━━━━━ ENTRIES PROVIDED

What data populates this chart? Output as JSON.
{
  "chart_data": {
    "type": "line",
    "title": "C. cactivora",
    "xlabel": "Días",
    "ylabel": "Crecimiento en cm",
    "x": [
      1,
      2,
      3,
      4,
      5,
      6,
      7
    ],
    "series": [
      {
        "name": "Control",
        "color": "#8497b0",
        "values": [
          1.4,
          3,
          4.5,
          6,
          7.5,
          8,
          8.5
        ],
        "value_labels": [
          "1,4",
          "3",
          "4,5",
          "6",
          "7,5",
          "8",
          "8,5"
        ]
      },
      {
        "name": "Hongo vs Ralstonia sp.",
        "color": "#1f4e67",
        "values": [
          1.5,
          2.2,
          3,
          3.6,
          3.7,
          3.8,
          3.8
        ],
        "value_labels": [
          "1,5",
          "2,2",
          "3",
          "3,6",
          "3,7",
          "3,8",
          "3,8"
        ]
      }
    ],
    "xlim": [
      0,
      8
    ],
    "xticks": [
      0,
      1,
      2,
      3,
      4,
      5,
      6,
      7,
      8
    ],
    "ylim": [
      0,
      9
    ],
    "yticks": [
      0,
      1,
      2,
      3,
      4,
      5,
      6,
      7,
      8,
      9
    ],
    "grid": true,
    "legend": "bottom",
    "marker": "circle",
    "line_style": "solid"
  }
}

━━━━━━━━━━

EXERCISE DESCRIPTION: Every record above needs to be repeated word for word.

FINISHED ANSWER:
What data populates this chart? Output as JSON.
{
  "chart_data": {
    "type": "line",
    "title": "C. cactivora",
    "xlabel": "Días",
    "ylabel": "Crecimiento en cm",
    "x": [
      1,
      2,
      3,
      4,
      5,
      6,
      7
    ],
    "series": [
      {
        "name": "Control",
        "color": "#8497b0",
        "values": [
          1.4,
          3,
          4.5,
          6,
          7.5,
          8,
          8.5
        ],
        "value_labels": [
          "1,4",
          "3",
          "4,5",
          "6",
          "7,5",
          "8",
          "8,5"
        ]
      },
      {
        "name": "Hongo vs Ralstonia sp.",
        "color": "#1f4e67",
        "values": [
          1.5,
          2.2,
          3,
          3.6,
          3.7,
          3.8,
          3.8
        ],
        "value_labels": [
          "1,5",
          "2,2",
          "3",
          "3,6",
          "3,7",
          "3,8",
          "3,8"
        ]
      }
    ],
    "xlim": [
      0,
      8
    ],
    "xticks": [
      0,
      1,
      2,
      3,
      4,
      5,
      6,
      7,
      8
    ],
    "ylim": [
      0,
      9
    ],
    "yticks": [
      0,
      1,
      2,
      3,
      4,
      5,
      6,
      7,
      8,
      9
    ],
    "grid": true,
    "legend": "bottom",
    "marker": "circle",
    "line_style": "solid"
  }
}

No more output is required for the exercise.